··· Data provided

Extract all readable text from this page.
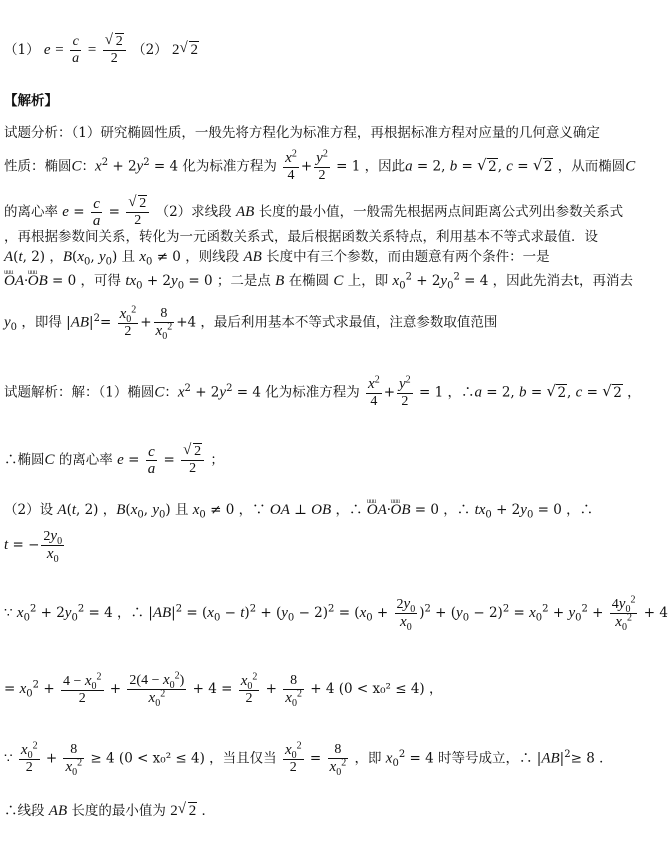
（1） $e = \frac{c}{a}$ = √ $\frac{2}{2} (2)$ 2 √ 2
【解析】
试题分析：（1）研究椭圆性质，一般先将方程化为标准方程，再根据标准方程对应量的几何意义确定
性质：椭圆C：$x^2 + 2y^2 = 4$ 化为标准方程为 $\frac{x^2}{4} + \frac{y^2}{2} = 1$ ，因此a = 2, b = √ 2, c = √ 2 ，从而椭圆C
的离心率 $e = \frac{c}{a}$ = √ $\frac{2}{2} (2)$求线段 AB 长度的最小值，一般需先根据两点间距离公式列出参数关系式
，再根据参数间关系，转化为一元函数关系式，最后根据函数关系特点，利用基本不等式求最值．设
A(t, 2) ，$B(x_0$, $y_0$) 且 $x_0 \ne 0$ ，则线段 AB 长度中有三个参数，而由题意有两个条件：一是
uuu OA·uuu OB = 0 ，可得 $tx_0 + 2y_0 = 0$ ；二是点 B 在椭圆 C 上，即 $x_0^2 + 2y_0^2 = 4$ ，因此先消去t，再消去
$y_0$ ，即得 $|AB|^2= \frac{x_0^2}{2} + \frac{8}{x_0^2} +4$ ，最后利用基本不等式求最值，注意参数取值范围
试题解析：解：（1）椭圆C：$x^2 + 2y^2 = 4$ 化为标准方程为 $\frac{x^2}{4} + \frac{y^2}{2} = 1$ ，∴a = 2, b = √ 2, c = √ 2 ，
∴椭圆C 的离心率 $e = \frac{c}{a}$ = √ $\frac{2}{2}$ ；
（2）设 A(t, 2) ，$B(x_0$, $y_0$) 且 $x_0 \ne 0$ ，∵ OA ⊥ OB ，∴ uuu OA·uuu OB = 0 ，∴ $tx_0 + 2y_0 = 0$ ，∴
t = − $\frac{2y_0}{x_0}$
∵ $x_0^2 + 2y_0^2 = 4$ ，∴ $|AB|^2 = (x_0 - t)^2 + (y_0 - 2)^2 = (x_0 + \frac{2y_0}{x_0} )^2 + (y_0 - 2)^2 = x_0^2 + y_0^2 + \frac{4y_0^2}{x_0^2} + 4$
= $x_0^2 + \frac{4 - x_0^2}{2} + \frac{2(4 - x_0^2)}{x_0^2} + 4 = \frac{x_0^2}{2} + \frac{8}{x_0^2} + 4$ (0 < x₀² ≤ 4) ，
∵ $\frac{x_0^2}{2} + \frac{8}{x_0^2} \ge 4$ (0 < x₀² ≤ 4) ，当且仅当 $\frac{x_0^2}{2} = \frac{8}{x_0^2}$ ，即 $x_0^2 = 4$ 时等号成立，∴ $|AB|^2\ge 8$ ．
∴线段 AB 长度的最小值为 2 √ 2 ．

······

> **What is required**: From the data above, copy each line that holds "的离心率".

> **Exercise output**:
的离心率 $e = \frac{c}{a}$ = √ $\frac{2}{2} (2)$求线段 AB 长度的最小值，一般需先根据两点间距离公式列出参数关系式
∴椭圆C 的离心率 $e = \frac{c}{a}$ = √ $\frac{2}{2}$ ；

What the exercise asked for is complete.